→ **Stated exercise**
Copy all entries without alteration and skip the pictures they hold.
━━━ Data ━━━
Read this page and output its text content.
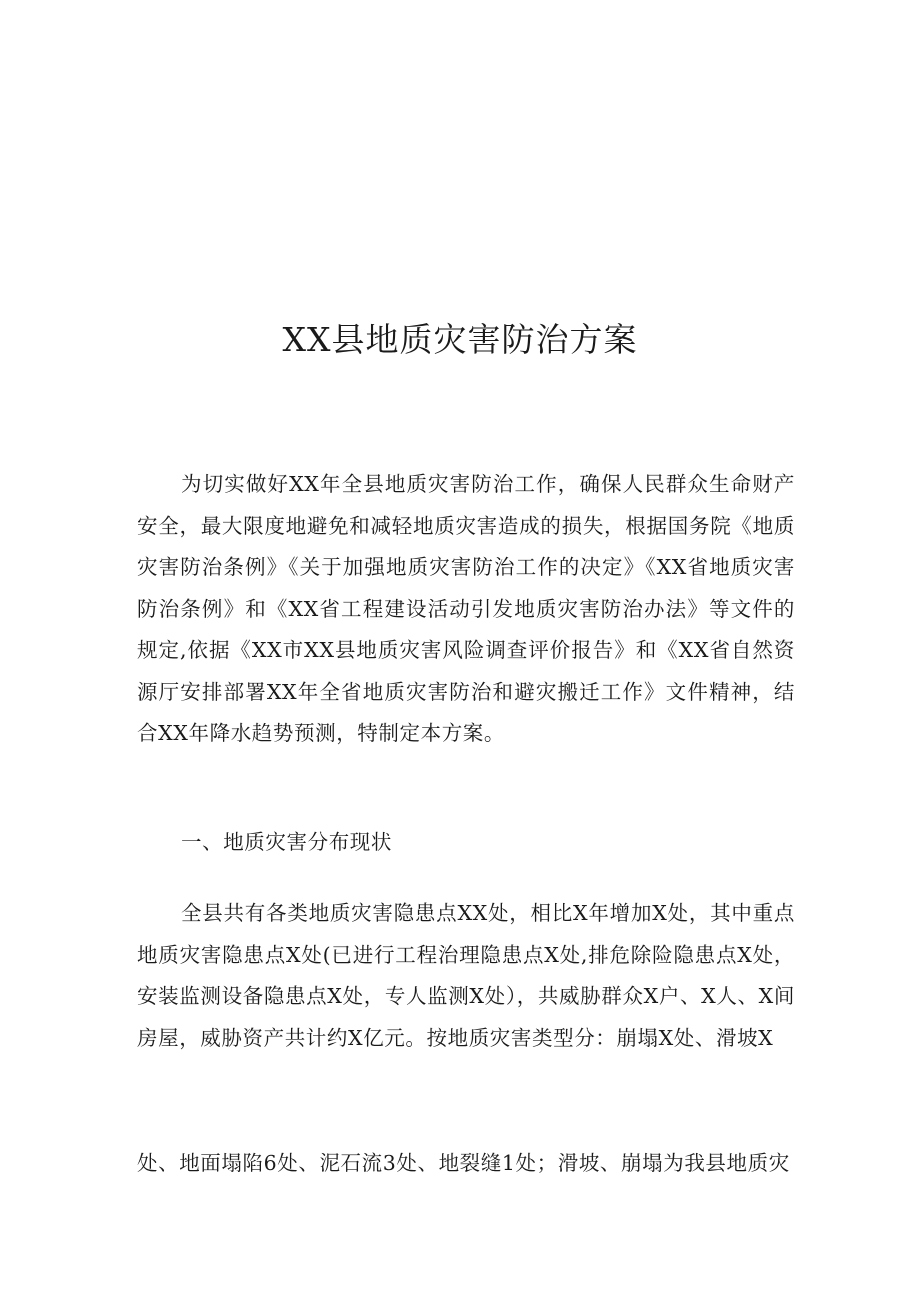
XX县地质灾害防治方案

为切实做好XX年全县地质灾害防治工作，确保人民群众生命财产安全，最大限度地避免和减轻地质灾害造成的损失，根据国务院《地质灾害防治条例》《关于加强地质灾害防治工作的决定》《XX省地质灾害防治条例》和《XX省工程建设活动引发地质灾害防治办法》等文件的规定,依据《XX市XX县地质灾害风险调查评价报告》和《XX省自然资源厅安排部署XX年全省地质灾害防治和避灾搬迁工作》文件精神，结合XX年降水趋势预测，特制定本方案。

一、地质灾害分布现状

全县共有各类地质灾害隐患点XX处，相比X年增加X处，其中重点地质灾害隐患点X处(已进行工程治理隐患点X处,排危除险隐患点X处，安装监测设备隐患点X处，专人监测X处），共威胁群众X户、X人、X间房屋，威胁资产共计约X亿元。按地质灾害类型分：崩塌X处、滑坡X

处、地面塌陷6处、泥石流3处、地裂缝1处；滑坡、崩塌为我县地质灾
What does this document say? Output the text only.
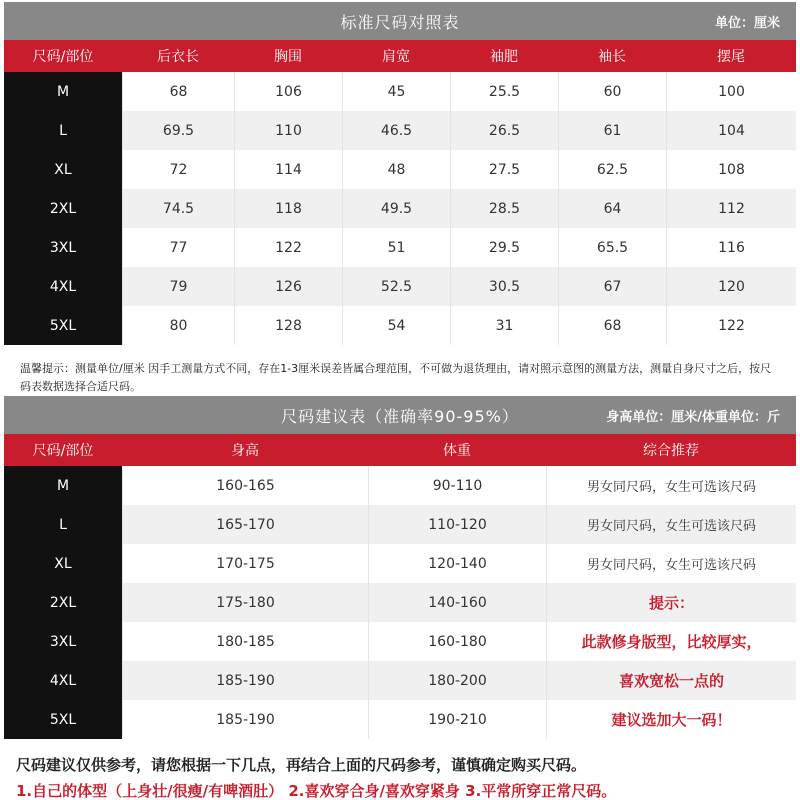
标准尺码对照表	单位：厘米
尺码/部位	后衣长	胸围	肩宽	袖肥	袖长	摆尾
M	68	106	45	25.5	60	100
L	69.5	110	46.5	26.5	61	104
XL	72	114	48	27.5	62.5	108
2XL	74.5	118	49.5	28.5	64	112
3XL	77	122	51	29.5	65.5	116
4XL	79	126	52.5	30.5	67	120
5XL	80	128	54	31	68	122
温馨提示：测量单位/厘米 因手工测量方式不同，存在1-3厘米误差皆属合理范围，不可做为退货理由，请对照示意图的测量方法，测量自身尺寸之后，按尺码表数据选择合适尺码。
尺码建议表（准确率90-95%）	身高单位：厘米/体重单位：斤
尺码/部位	身高	体重	综合推荐
M	160-165	90-110	男女同尺码，女生可选该尺码
L	165-170	110-120	男女同尺码，女生可选该尺码
XL	170-175	120-140	男女同尺码，女生可选该尺码
2XL	175-180	140-160	提示：
3XL	180-185	160-180	此款修身版型，比较厚实，
4XL	185-190	180-200	喜欢宽松一点的
5XL	185-190	190-210	建议选加大一码！
尺码建议仅供参考，请您根据一下几点，再结合上面的尺码参考，谨慎确定购买尺码。
1.自己的体型（上身壮/很瘦/有啤酒肚） 2.喜欢穿合身/喜欢穿紧身 3.平常所穿正常尺码。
━━━
→ **Exercise result**
Read this page and output its text content.
XX县地质灾害防治方案

为切实做好XX年全县地质灾害防治工作，确保人民群众生命财产安全，最大限度地避免和减轻地质灾害造成的损失，根据国务院《地质灾害防治条例》《关于加强地质灾害防治工作的决定》《XX省地质灾害防治条例》和《XX省工程建设活动引发地质灾害防治办法》等文件的规定,依据《XX市XX县地质灾害风险调查评价报告》和《XX省自然资源厅安排部署XX年全省地质灾害防治和避灾搬迁工作》文件精神，结合XX年降水趋势预测，特制定本方案。

一、地质灾害分布现状

全县共有各类地质灾害隐患点XX处，相比X年增加X处，其中重点地质灾害隐患点X处(已进行工程治理隐患点X处,排危除险隐患点X处，安装监测设备隐患点X处，专人监测X处），共威胁群众X户、X人、X间房屋，威胁资产共计约X亿元。按地质灾害类型分：崩塌X处、滑坡X

处、地面塌陷6处、泥石流3处、地裂缝1处；滑坡、崩塌为我县地质灾
What does this document say? Output the text only.
标准尺码对照表	单位：厘米
尺码/部位	后衣长	胸围	肩宽	袖肥	袖长	摆尾
M	68	106	45	25.5	60	100
L	69.5	110	46.5	26.5	61	104
XL	72	114	48	27.5	62.5	108
2XL	74.5	118	49.5	28.5	64	112
3XL	77	122	51	29.5	65.5	116
4XL	79	126	52.5	30.5	67	120
5XL	80	128	54	31	68	122
温馨提示：测量单位/厘米 因手工测量方式不同，存在1-3厘米误差皆属合理范围，不可做为退货理由，请对照示意图的测量方法，测量自身尺寸之后，按尺码表数据选择合适尺码。
尺码建议表（准确率90-95%）	身高单位：厘米/体重单位：斤
尺码/部位	身高	体重	综合推荐
M	160-165	90-110	男女同尺码，女生可选该尺码
L	165-170	110-120	男女同尺码，女生可选该尺码
XL	170-175	120-140	男女同尺码，女生可选该尺码
2XL	175-180	140-160	提示：
3XL	180-185	160-180	此款修身版型，比较厚实，
4XL	185-190	180-200	喜欢宽松一点的
5XL	185-190	190-210	建议选加大一码！
尺码建议仅供参考，请您根据一下几点，再结合上面的尺码参考，谨慎确定购买尺码。
1.自己的体型（上身壮/很瘦/有啤酒肚） 2.喜欢穿合身/喜欢穿紧身 3.平常所穿正常尺码。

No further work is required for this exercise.